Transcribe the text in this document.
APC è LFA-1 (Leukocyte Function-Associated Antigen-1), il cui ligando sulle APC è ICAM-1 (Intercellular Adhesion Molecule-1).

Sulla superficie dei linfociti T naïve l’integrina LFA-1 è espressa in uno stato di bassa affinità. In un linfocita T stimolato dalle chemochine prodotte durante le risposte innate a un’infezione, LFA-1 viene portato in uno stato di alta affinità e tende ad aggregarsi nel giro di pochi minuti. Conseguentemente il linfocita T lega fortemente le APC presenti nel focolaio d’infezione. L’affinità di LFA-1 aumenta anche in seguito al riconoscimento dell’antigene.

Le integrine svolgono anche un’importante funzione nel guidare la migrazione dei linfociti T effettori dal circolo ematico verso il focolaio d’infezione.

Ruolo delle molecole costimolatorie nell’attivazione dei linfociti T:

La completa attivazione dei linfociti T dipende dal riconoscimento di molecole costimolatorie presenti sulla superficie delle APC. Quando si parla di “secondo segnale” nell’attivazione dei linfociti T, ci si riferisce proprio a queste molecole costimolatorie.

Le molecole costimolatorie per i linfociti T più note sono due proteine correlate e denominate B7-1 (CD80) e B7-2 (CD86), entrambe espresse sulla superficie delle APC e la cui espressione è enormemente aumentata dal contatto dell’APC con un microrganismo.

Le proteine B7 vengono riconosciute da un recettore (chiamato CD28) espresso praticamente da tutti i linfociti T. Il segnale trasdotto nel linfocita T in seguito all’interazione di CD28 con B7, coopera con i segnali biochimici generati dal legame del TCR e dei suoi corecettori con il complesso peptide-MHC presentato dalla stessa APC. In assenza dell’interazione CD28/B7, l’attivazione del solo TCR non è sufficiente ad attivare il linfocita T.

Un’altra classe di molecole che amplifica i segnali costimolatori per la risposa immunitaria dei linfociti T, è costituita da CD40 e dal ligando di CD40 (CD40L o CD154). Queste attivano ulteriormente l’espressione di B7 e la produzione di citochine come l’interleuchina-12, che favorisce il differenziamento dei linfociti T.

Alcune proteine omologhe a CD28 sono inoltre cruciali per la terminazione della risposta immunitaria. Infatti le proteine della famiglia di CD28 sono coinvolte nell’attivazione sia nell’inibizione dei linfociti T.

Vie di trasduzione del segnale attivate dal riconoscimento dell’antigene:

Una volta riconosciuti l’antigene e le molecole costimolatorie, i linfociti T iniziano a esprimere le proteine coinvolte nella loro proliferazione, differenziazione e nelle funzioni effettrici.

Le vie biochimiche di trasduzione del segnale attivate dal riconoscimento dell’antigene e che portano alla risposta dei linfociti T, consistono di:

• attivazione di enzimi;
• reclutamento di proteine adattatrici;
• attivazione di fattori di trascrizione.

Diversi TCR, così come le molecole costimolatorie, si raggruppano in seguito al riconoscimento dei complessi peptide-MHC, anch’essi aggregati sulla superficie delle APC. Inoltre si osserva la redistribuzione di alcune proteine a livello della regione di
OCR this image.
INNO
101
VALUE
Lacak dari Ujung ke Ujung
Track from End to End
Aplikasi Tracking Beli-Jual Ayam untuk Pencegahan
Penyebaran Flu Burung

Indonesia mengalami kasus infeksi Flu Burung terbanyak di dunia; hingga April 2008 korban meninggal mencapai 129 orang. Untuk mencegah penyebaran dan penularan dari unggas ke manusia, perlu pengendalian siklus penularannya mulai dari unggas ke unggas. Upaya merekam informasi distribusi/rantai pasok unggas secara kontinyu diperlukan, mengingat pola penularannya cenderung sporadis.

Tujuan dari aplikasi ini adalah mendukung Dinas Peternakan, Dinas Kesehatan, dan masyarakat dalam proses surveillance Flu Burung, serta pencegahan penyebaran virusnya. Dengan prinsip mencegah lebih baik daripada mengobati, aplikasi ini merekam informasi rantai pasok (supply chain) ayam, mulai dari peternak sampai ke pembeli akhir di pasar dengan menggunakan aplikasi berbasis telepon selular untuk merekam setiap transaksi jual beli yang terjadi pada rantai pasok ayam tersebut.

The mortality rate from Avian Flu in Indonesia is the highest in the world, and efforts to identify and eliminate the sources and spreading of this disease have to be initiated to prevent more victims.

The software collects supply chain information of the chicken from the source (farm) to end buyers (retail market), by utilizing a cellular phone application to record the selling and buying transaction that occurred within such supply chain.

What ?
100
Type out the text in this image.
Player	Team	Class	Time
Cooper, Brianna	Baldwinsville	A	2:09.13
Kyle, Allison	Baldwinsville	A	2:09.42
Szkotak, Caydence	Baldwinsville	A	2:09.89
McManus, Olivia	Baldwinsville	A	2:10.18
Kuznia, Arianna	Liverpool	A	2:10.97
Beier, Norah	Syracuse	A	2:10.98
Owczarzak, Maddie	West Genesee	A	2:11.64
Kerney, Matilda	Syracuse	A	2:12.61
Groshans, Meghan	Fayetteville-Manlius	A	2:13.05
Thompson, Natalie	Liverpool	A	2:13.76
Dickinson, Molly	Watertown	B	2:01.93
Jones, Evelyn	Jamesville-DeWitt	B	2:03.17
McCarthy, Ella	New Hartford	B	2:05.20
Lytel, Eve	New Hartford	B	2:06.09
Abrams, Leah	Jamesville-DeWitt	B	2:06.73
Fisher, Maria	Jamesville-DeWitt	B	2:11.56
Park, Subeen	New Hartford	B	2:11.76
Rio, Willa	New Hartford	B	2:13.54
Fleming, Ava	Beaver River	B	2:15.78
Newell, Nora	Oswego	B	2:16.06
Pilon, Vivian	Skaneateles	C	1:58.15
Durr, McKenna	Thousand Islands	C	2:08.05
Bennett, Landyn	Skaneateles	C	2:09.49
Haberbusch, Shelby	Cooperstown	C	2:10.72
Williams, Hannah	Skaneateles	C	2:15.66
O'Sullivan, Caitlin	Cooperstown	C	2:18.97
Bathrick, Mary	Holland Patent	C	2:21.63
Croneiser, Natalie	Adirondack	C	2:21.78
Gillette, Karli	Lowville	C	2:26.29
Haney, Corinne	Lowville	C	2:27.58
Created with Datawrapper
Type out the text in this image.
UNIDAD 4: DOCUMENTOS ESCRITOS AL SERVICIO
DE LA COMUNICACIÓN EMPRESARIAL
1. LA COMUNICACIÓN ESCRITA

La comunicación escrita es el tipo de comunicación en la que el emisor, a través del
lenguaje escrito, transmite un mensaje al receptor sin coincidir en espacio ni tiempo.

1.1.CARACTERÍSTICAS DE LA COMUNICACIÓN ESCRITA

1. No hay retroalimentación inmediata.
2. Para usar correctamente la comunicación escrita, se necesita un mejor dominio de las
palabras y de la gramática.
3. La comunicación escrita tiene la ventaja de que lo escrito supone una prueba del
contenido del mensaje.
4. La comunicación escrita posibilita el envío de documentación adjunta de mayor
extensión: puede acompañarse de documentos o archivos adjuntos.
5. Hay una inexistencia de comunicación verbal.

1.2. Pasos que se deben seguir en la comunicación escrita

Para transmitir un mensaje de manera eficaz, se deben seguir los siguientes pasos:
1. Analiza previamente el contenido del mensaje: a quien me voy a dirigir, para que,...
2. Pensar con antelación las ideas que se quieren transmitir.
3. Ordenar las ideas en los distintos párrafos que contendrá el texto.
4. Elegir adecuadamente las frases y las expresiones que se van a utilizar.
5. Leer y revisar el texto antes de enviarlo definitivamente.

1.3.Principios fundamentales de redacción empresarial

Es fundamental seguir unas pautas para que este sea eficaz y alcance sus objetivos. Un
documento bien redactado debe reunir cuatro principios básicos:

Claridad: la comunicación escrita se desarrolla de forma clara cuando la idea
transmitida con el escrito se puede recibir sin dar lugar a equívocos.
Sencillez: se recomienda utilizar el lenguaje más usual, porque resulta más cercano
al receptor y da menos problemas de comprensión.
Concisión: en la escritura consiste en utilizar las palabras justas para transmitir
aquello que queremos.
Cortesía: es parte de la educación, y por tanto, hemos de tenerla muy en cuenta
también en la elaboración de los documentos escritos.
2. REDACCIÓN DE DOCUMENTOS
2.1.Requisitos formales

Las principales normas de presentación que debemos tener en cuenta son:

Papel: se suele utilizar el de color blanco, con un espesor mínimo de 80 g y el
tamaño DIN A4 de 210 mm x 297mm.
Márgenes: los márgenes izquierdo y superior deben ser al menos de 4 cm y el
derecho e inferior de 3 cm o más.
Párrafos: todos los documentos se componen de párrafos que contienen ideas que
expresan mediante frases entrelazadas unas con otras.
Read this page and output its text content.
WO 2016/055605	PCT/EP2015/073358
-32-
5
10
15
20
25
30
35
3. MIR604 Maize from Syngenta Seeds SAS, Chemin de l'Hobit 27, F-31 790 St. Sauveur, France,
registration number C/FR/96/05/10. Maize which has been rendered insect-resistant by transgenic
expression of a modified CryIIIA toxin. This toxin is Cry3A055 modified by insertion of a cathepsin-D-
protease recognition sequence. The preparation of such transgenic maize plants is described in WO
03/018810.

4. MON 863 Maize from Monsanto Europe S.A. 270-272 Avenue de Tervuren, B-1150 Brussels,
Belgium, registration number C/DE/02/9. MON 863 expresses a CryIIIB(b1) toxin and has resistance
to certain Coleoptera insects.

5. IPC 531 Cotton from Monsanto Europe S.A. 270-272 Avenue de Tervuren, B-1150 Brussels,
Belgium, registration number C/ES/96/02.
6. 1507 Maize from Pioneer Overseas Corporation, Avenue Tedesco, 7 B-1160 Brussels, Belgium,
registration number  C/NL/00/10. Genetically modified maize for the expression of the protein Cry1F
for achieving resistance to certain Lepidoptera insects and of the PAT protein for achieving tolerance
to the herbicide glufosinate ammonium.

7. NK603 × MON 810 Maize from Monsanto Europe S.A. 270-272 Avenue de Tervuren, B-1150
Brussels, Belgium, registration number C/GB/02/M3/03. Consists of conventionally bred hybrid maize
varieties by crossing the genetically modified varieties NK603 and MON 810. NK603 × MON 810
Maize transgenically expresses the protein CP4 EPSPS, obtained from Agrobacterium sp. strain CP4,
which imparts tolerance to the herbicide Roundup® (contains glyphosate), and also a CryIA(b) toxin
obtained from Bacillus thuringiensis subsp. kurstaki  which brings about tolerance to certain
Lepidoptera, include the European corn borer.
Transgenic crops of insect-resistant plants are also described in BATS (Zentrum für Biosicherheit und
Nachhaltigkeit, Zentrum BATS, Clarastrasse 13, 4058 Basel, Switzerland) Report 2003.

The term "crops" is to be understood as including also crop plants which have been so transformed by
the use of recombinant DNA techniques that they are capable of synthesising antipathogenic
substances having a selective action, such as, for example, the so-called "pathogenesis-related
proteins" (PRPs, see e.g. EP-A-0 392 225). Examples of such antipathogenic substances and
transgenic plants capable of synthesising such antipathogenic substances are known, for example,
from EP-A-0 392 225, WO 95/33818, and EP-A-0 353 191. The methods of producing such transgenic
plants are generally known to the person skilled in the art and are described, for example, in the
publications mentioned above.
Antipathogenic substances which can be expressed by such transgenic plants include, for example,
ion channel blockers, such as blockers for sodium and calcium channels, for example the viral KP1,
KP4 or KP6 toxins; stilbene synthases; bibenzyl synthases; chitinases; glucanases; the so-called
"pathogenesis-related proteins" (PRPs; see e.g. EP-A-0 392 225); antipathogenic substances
=======
What you should do: When a line of the records has the word "crops", pick it out and copy it.

Your response:
Transgenic crops of insect-resistant plants are also described in BATS (Zentrum für Biosicherheit und
The term "crops" is to be understood as including also crop plants which have been so transformed by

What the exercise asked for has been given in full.